__Problem__: Here are some entries; quote each one exactly.

__Task input__:
-=-=-

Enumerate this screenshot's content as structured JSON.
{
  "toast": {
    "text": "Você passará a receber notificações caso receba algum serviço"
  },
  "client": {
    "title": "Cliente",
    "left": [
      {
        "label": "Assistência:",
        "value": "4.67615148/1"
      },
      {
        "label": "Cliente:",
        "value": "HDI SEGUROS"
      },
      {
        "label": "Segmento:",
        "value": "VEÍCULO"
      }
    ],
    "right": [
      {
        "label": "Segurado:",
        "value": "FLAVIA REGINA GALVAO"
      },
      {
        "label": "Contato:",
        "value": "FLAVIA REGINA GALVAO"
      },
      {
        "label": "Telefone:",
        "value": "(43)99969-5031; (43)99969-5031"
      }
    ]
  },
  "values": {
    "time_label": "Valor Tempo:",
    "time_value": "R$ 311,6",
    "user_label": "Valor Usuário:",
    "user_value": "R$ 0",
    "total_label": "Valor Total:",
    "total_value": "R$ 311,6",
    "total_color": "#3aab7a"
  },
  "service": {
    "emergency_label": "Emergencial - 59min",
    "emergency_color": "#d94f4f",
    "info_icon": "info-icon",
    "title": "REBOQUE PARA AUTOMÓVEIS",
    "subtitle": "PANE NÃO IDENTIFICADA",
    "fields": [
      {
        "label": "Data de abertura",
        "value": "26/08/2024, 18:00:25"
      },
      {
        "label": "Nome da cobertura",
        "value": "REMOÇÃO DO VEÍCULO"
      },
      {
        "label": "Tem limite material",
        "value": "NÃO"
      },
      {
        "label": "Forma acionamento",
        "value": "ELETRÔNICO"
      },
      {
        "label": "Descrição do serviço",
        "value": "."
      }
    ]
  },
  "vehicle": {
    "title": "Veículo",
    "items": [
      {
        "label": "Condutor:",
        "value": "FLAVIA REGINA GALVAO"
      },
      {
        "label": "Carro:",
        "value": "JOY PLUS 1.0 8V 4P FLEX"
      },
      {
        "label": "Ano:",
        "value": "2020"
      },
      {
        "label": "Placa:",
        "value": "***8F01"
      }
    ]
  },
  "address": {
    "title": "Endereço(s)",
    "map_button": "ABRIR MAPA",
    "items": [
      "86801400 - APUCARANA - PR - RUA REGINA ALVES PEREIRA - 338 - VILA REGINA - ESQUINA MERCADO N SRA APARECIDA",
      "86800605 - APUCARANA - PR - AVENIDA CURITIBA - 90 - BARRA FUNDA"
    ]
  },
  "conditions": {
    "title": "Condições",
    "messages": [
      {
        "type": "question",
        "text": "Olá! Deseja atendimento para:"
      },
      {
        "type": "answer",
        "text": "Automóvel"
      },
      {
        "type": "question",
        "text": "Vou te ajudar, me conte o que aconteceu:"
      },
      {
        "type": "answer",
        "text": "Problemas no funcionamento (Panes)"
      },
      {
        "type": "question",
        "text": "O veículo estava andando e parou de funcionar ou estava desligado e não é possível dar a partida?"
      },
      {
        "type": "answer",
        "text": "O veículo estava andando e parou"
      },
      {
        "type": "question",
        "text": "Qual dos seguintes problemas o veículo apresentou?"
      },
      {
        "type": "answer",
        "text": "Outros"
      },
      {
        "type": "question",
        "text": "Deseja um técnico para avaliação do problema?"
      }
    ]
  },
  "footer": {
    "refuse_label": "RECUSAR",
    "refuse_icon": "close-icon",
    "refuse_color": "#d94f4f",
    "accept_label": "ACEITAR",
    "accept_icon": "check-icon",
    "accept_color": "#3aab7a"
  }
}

-=-=-

__The reply__:
Enumerate this screenshot's content as structured JSON.
{
  "toast": {
    "text": "Você passará a receber notificações caso receba algum serviço"
  },
  "client": {
    "title": "Cliente",
    "left": [
      {
        "label": "Assistência:",
        "value": "4.67615148/1"
      },
      {
        "label": "Cliente:",
        "value": "HDI SEGUROS"
      },
      {
        "label": "Segmento:",
        "value": "VEÍCULO"
      }
    ],
    "right": [
      {
        "label": "Segurado:",
        "value": "FLAVIA REGINA GALVAO"
      },
      {
        "label": "Contato:",
        "value": "FLAVIA REGINA GALVAO"
      },
      {
        "label": "Telefone:",
        "value": "(43)99969-5031; (43)99969-5031"
      }
    ]
  },
  "values": {
    "time_label": "Valor Tempo:",
    "time_value": "R$ 311,6",
    "user_label": "Valor Usuário:",
    "user_value": "R$ 0",
    "total_label": "Valor Total:",
    "total_value": "R$ 311,6",
    "total_color": "#3aab7a"
  },
  "service": {
    "emergency_label": "Emergencial - 59min",
    "emergency_color": "#d94f4f",
    "info_icon": "info-icon",
    "title": "REBOQUE PARA AUTOMÓVEIS",
    "subtitle": "PANE NÃO IDENTIFICADA",
    "fields": [
      {
        "label": "Data de abertura",
        "value": "26/08/2024, 18:00:25"
      },
      {
        "label": "Nome da cobertura",
        "value": "REMOÇÃO DO VEÍCULO"
      },
      {
        "label": "Tem limite material",
        "value": "NÃO"
      },
      {
        "label": "Forma acionamento",
        "value": "ELETRÔNICO"
      },
      {
        "label": "Descrição do serviço",
        "value": "."
      }
    ]
  },
  "vehicle": {
    "title": "Veículo",
    "items": [
      {
        "label": "Condutor:",
        "value": "FLAVIA REGINA GALVAO"
      },
      {
        "label": "Carro:",
        "value": "JOY PLUS 1.0 8V 4P FLEX"
      },
      {
        "label": "Ano:",
        "value": "2020"
      },
      {
        "label": "Placa:",
        "value": "***8F01"
      }
    ]
  },
  "address": {
    "title": "Endereço(s)",
    "map_button": "ABRIR MAPA",
    "items": [
      "86801400 - APUCARANA - PR - RUA REGINA ALVES PEREIRA - 338 - VILA REGINA - ESQUINA MERCADO N SRA APARECIDA",
      "86800605 - APUCARANA - PR - AVENIDA CURITIBA - 90 - BARRA FUNDA"
    ]
  },
  "conditions": {
    "title": "Condições",
    "messages": [
      {
        "type": "question",
        "text": "Olá! Deseja atendimento para:"
      },
      {
        "type": "answer",
        "text": "Automóvel"
      },
      {
        "type": "question",
        "text": "Vou te ajudar, me conte o que aconteceu:"
      },
      {
        "type": "answer",
        "text": "Problemas no funcionamento (Panes)"
      },
      {
        "type": "question",
        "text": "O veículo estava andando e parou de funcionar ou estava desligado e não é possível dar a partida?"
      },
      {
        "type": "answer",
        "text": "O veículo estava andando e parou"
      },
      {
        "type": "question",
        "text": "Qual dos seguintes problemas o veículo apresentou?"
      },
      {
        "type": "answer",
        "text": "Outros"
      },
      {
        "type": "question",
        "text": "Deseja um técnico para avaliação do problema?"
      }
    ]
  },
  "footer": {
    "refuse_label": "RECUSAR",
    "refuse_icon": "close-icon",
    "refuse_color": "#d94f4f",
    "accept_label": "ACEITAR",
    "accept_icon": "check-icon",
    "accept_color": "#3aab7a"
  }
}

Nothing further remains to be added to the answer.